[Source records]
## BEGIN
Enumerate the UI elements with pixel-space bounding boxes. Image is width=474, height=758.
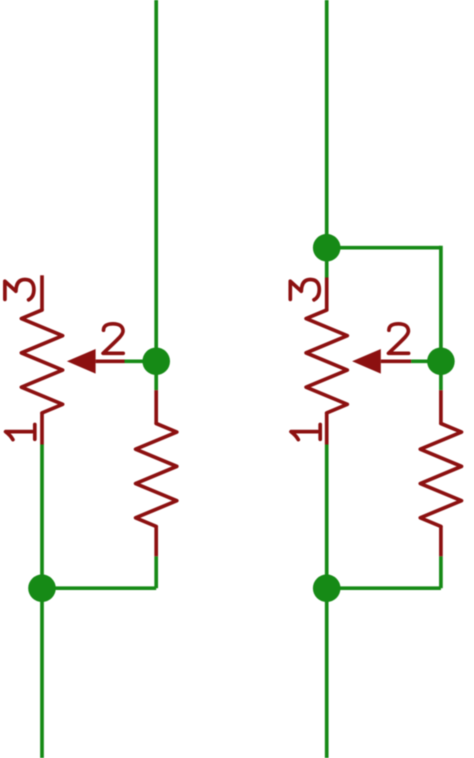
potentiometer P2 body (306, 278, 347, 445)
wire left wiper net segment (125, 359, 157, 363)
pin number 1 (P2) (291, 425, 320, 440)
potentiometer P2 wiper arrow (352, 349, 411, 374)
pin number 3 (P1) (5, 280, 34, 300)
junction dot E (right bottom node) (313, 574, 341, 602)
wire right top horizontal (327, 246, 441, 250)
potentiometer P1 body (21, 275, 62, 444)
pin number 1 (P1) (6, 425, 35, 440)
resistor R1 (136, 390, 177, 556)
junction dot D (right wiper node) (427, 348, 455, 376)
wire net N$2 vertical (right feed) (325, 0, 329, 278)
wire net N$1 vertical (left feed) (154, 0, 158, 361)
wire left bottom net vertical (pot side) (40, 445, 44, 758)
pin number 2 (P2) (389, 324, 409, 354)
junction dot C (right top node) (313, 234, 341, 262)
junction dot A (left wiper node) (142, 348, 170, 376)
wire left resistor bottom stub (green) (154, 556, 158, 588)
wire right bottom net vertical (pot side) (325, 445, 329, 758)
pin number 2 (P1) (103, 324, 123, 354)
wire left resistor top stub (green) (154, 361, 158, 390)
wire left bottom horizontal (42, 586, 156, 590)
resistor R2 (420, 390, 461, 556)
wire right wiper net segment (411, 359, 441, 363)
wire right bottom horizontal (327, 586, 441, 590)
wire right resistor bottom stub (green) (439, 556, 443, 588)
wire right resistor top stub (green) (439, 361, 443, 390)
junction dot B (left bottom node) (28, 574, 56, 602)
wire right branch vertical to wiper (439, 246, 443, 361)
pin number 3 (P2) (290, 280, 319, 300)
potentiometer P1 wiper arrow (67, 349, 125, 374)
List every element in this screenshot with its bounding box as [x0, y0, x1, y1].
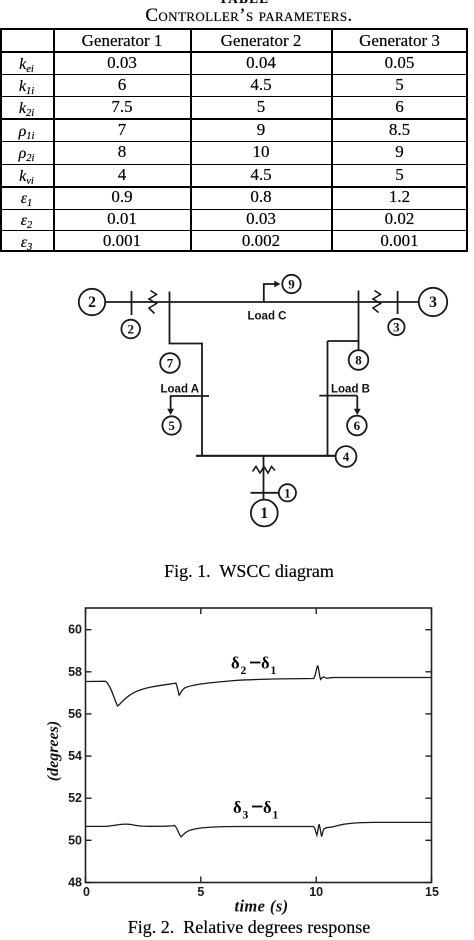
wire jog B: [328, 340, 360, 342]
curve delta3-delta1: [86, 822, 432, 837]
wire node8 drop: [358, 291, 360, 351]
node circle 7: [160, 353, 180, 373]
wire to node 1: [276, 492, 279, 494]
transformer zigzag left: [149, 291, 157, 314]
Load C arrow: [274, 281, 280, 288]
wire bottom bus: [196, 455, 336, 457]
svg-text:60: 60: [68, 623, 82, 637]
node circle 5: [162, 416, 180, 434]
svg-text:Load B: Load B: [331, 384, 370, 396]
svg-text:(degrees): (degrees): [45, 721, 62, 781]
svg-text:52: 52: [68, 791, 82, 805]
svg-text:1: 1: [273, 810, 279, 822]
svg-text:3: 3: [393, 320, 400, 335]
values col3: [333, 54, 466, 72]
bus bar 2: [131, 291, 133, 315]
node circle 3: [388, 319, 404, 335]
values col1: [55, 54, 189, 72]
transformer zigzag bottom: [253, 467, 276, 474]
Fig 2 caption: [12, 917, 474, 938]
svg-text:3: 3: [243, 810, 249, 822]
vertical lines: [0, 28, 2, 252]
curve delta2-delta1: [86, 666, 432, 706]
label delta2-delta1: [250, 662, 261, 664]
generator G2: [79, 289, 105, 315]
svg-text:δ: δ: [263, 798, 272, 817]
Load A arrow: [170, 396, 172, 411]
svg-text:56: 56: [68, 707, 82, 721]
generator G1: [251, 500, 278, 527]
axis ticks: [86, 608, 432, 883]
horizontal lines: [0, 28, 468, 30]
svg-text:Load A: Load A: [161, 384, 200, 396]
svg-text:8: 8: [355, 353, 362, 368]
svg-text:2: 2: [88, 294, 96, 311]
svg-text:10: 10: [309, 885, 323, 899]
svg-text:4: 4: [343, 449, 350, 464]
node circle 2: [121, 320, 140, 339]
values col2: [191, 54, 331, 72]
bus bar 1: [251, 492, 277, 494]
svg-text:2: 2: [127, 322, 134, 337]
svg-text:δ: δ: [231, 654, 240, 673]
svg-text:3: 3: [429, 294, 437, 311]
svg-text:0: 0: [83, 885, 90, 899]
node circle 9: [282, 275, 300, 293]
svg-text:1: 1: [271, 665, 277, 677]
svg-text:δ: δ: [233, 798, 242, 817]
bus bar 3: [397, 291, 399, 314]
FIG 1 DIAGRAM SVG: [0, 260, 474, 560]
svg-text:9: 9: [288, 277, 295, 292]
Load B arrow: [356, 396, 358, 411]
y tick labels: [68, 623, 82, 890]
header row: [55, 32, 189, 50]
row labels: [0, 57, 53, 74]
svg-text:54: 54: [68, 749, 82, 763]
generator G3: [419, 288, 447, 316]
plot box: [86, 608, 432, 883]
Load C riser: [264, 284, 277, 302]
wire gen1 riser: [263, 456, 265, 500]
svg-text:48: 48: [68, 876, 82, 890]
node circle 8: [349, 350, 369, 370]
wire right feeder: [327, 341, 329, 456]
svg-text:15: 15: [425, 885, 439, 899]
wire top bus: [106, 301, 419, 303]
svg-text:1: 1: [284, 485, 291, 500]
transformer zigzag right: [373, 291, 381, 313]
wire left feeder: [201, 343, 203, 456]
table caption: [12, 5, 474, 27]
cut-off TABLE I title sliver: [219, 0, 279, 5]
svg-text:50: 50: [68, 833, 82, 847]
node circle 6: [347, 416, 367, 436]
Load B tap: [319, 395, 357, 397]
Fig 1 caption: [12, 561, 474, 582]
svg-text:1: 1: [260, 505, 268, 522]
x tick labels: [83, 885, 439, 899]
svg-text:6: 6: [354, 418, 361, 433]
node circle 1: [279, 484, 296, 501]
svg-text:58: 58: [68, 665, 82, 679]
svg-text:7: 7: [167, 356, 174, 371]
svg-text:δ: δ: [261, 654, 270, 673]
svg-text:Load C: Load C: [248, 311, 287, 323]
svg-text:2: 2: [241, 665, 247, 677]
svg-text:5: 5: [197, 885, 204, 899]
wire node7 drop: [169, 292, 171, 345]
label delta3-delta1: [252, 806, 263, 808]
FIG 2 CHART SVG: [0, 596, 474, 916]
Load A tap: [170, 395, 209, 397]
node circle 4: [336, 446, 357, 467]
svg-text:time (s): time (s): [234, 897, 288, 916]
wire jog A: [169, 343, 202, 345]
svg-text:5: 5: [168, 418, 175, 433]
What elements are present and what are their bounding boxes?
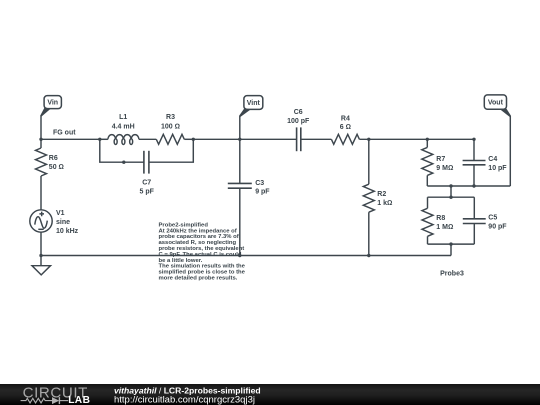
svg-text:Vout: Vout xyxy=(488,100,504,107)
svg-text:6 Ω: 6 Ω xyxy=(340,124,351,131)
source V1 xyxy=(30,210,79,256)
svg-text:1 MΩ: 1 MΩ xyxy=(436,224,453,231)
resistor R2 xyxy=(363,139,392,255)
svg-text:C6: C6 xyxy=(294,109,303,116)
node Vint xyxy=(238,138,241,141)
node R2 bottom xyxy=(367,254,370,257)
ground rail xyxy=(41,255,451,257)
resistor R3 xyxy=(156,114,193,144)
svg-text:R7: R7 xyxy=(436,156,445,163)
node C3 bottom xyxy=(238,254,241,257)
svg-text:R3: R3 xyxy=(166,114,175,121)
svg-text:C3: C3 xyxy=(255,180,264,187)
node C4 bottom xyxy=(472,184,475,187)
node box2 bottom xyxy=(449,242,452,245)
resistor R4 xyxy=(331,115,359,144)
flag Vout xyxy=(484,95,511,186)
node R3 right xyxy=(192,138,195,141)
wire: main top rail FG-out to L1 xyxy=(41,138,100,140)
capacitor C4 xyxy=(463,139,508,186)
svg-text:sine: sine xyxy=(56,219,70,226)
capacitor C5 xyxy=(463,197,508,244)
ground xyxy=(32,256,51,275)
svg-text:L1: L1 xyxy=(119,114,127,121)
wire: stub to ground rail xyxy=(450,244,452,255)
svg-text:10 pF: 10 pF xyxy=(488,165,507,172)
node C4 top xyxy=(472,138,475,141)
node link top xyxy=(449,184,452,187)
flag Vin xyxy=(40,96,61,140)
annotation text block xyxy=(159,222,246,281)
node L1 left xyxy=(98,138,101,141)
wire: box2 top rail xyxy=(428,196,475,198)
svg-text:FG out: FG out xyxy=(53,129,76,136)
footer contents xyxy=(0,384,540,405)
flag Vint xyxy=(239,96,263,140)
svg-text:Vin: Vin xyxy=(47,100,58,107)
svg-text:100 pF: 100 pF xyxy=(287,118,310,125)
capacitor C6 xyxy=(287,109,310,151)
resistor R8 xyxy=(422,197,453,244)
svg-text:9 pF: 9 pF xyxy=(255,189,270,196)
node link bottom xyxy=(449,196,452,199)
svg-text:C7: C7 xyxy=(142,180,151,187)
svg-text:LAB: LAB xyxy=(68,395,90,405)
svg-text:9 MΩ: 9 MΩ xyxy=(436,165,453,172)
inductor L1 xyxy=(100,114,157,144)
svg-text:Probe3: Probe3 xyxy=(440,270,464,277)
svg-text:R8: R8 xyxy=(436,215,445,222)
resistor R7 xyxy=(422,139,454,186)
svg-text:C4: C4 xyxy=(488,156,497,163)
svg-text:R4: R4 xyxy=(341,115,350,122)
svg-text:V1: V1 xyxy=(56,210,65,217)
svg-text:100 Ω: 100 Ω xyxy=(161,123,180,130)
wire: link between probe sections xyxy=(450,186,452,197)
wire: R4 right to R7/C4 rail xyxy=(359,138,474,140)
wire: R3 right to Vint to C6 xyxy=(193,138,296,140)
capacitor C7 parallel branch xyxy=(100,139,194,195)
svg-text:C5: C5 xyxy=(488,215,497,222)
footer bar xyxy=(0,384,540,405)
svg-text:http://circuitlab.com/cqnrgcrz: http://circuitlab.com/cqnrgcrz3qj3j xyxy=(114,395,255,405)
resistor R6 xyxy=(36,139,64,210)
svg-text:Vint: Vint xyxy=(247,100,261,107)
svg-text:10 kHz: 10 kHz xyxy=(56,228,79,235)
svg-text:90 pF: 90 pF xyxy=(488,224,507,231)
node FG out xyxy=(39,138,42,141)
wire: box1 bottom rail xyxy=(427,185,510,187)
capacitor C3 xyxy=(228,139,271,255)
svg-text:more detailed probe results.: more detailed probe results. xyxy=(159,276,238,282)
svg-text:5 pF: 5 pF xyxy=(140,189,155,196)
node ground tap xyxy=(39,254,42,257)
svg-text:50 Ω: 50 Ω xyxy=(49,164,64,171)
node R7 top xyxy=(426,138,429,141)
wire: C6 right to R4 left xyxy=(301,138,331,140)
node R4 right xyxy=(367,138,370,141)
svg-text:R2: R2 xyxy=(377,191,386,198)
svg-text:1 kΩ: 1 kΩ xyxy=(377,200,392,207)
svg-text:4.4 mH: 4.4 mH xyxy=(112,123,135,130)
wire: box2 bottom rail xyxy=(428,243,475,245)
svg-text:R6: R6 xyxy=(49,155,58,162)
logo squiggle xyxy=(21,397,69,404)
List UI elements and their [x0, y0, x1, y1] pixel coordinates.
## END
Copy the entries verbatim, from the line with "svg-text:Vout: Vout xyxy=(488,100,504,107)" up to and including the line with "svg-text:10 pF: 10 pF xyxy=(488,165,507,172)".

svg-text:Vout: Vout xyxy=(488,100,504,107)
svg-text:6 Ω: 6 Ω xyxy=(340,124,351,131)
source V1 xyxy=(30,210,79,256)
svg-text:1 MΩ: 1 MΩ xyxy=(436,224,453,231)
resistor R2 xyxy=(363,139,392,255)
svg-text:C6: C6 xyxy=(294,109,303,116)
node Vint xyxy=(238,138,241,141)
node R2 bottom xyxy=(367,254,370,257)
ground rail xyxy=(41,255,451,257)
resistor R3 xyxy=(156,114,193,144)
svg-text:R7: R7 xyxy=(436,156,445,163)
node C3 bottom xyxy=(238,254,241,257)
svg-text:R3: R3 xyxy=(166,114,175,121)
svg-text:C3: C3 xyxy=(255,180,264,187)
node C4 bottom xyxy=(472,184,475,187)
node box2 bottom xyxy=(449,242,452,245)
resistor R4 xyxy=(331,115,359,144)
flag Vout xyxy=(484,95,511,186)
node R3 right xyxy=(192,138,195,141)
wire: main top rail FG-out to L1 xyxy=(41,138,100,140)
capacitor C4 xyxy=(463,139,508,186)
svg-text:sine: sine xyxy=(56,219,70,226)
capacitor C5 xyxy=(463,197,508,244)
ground xyxy=(32,256,51,275)
svg-text:L1: L1 xyxy=(119,114,127,121)
wire: stub to ground rail xyxy=(450,244,452,255)
svg-text:10 pF: 10 pF xyxy=(488,165,507,172)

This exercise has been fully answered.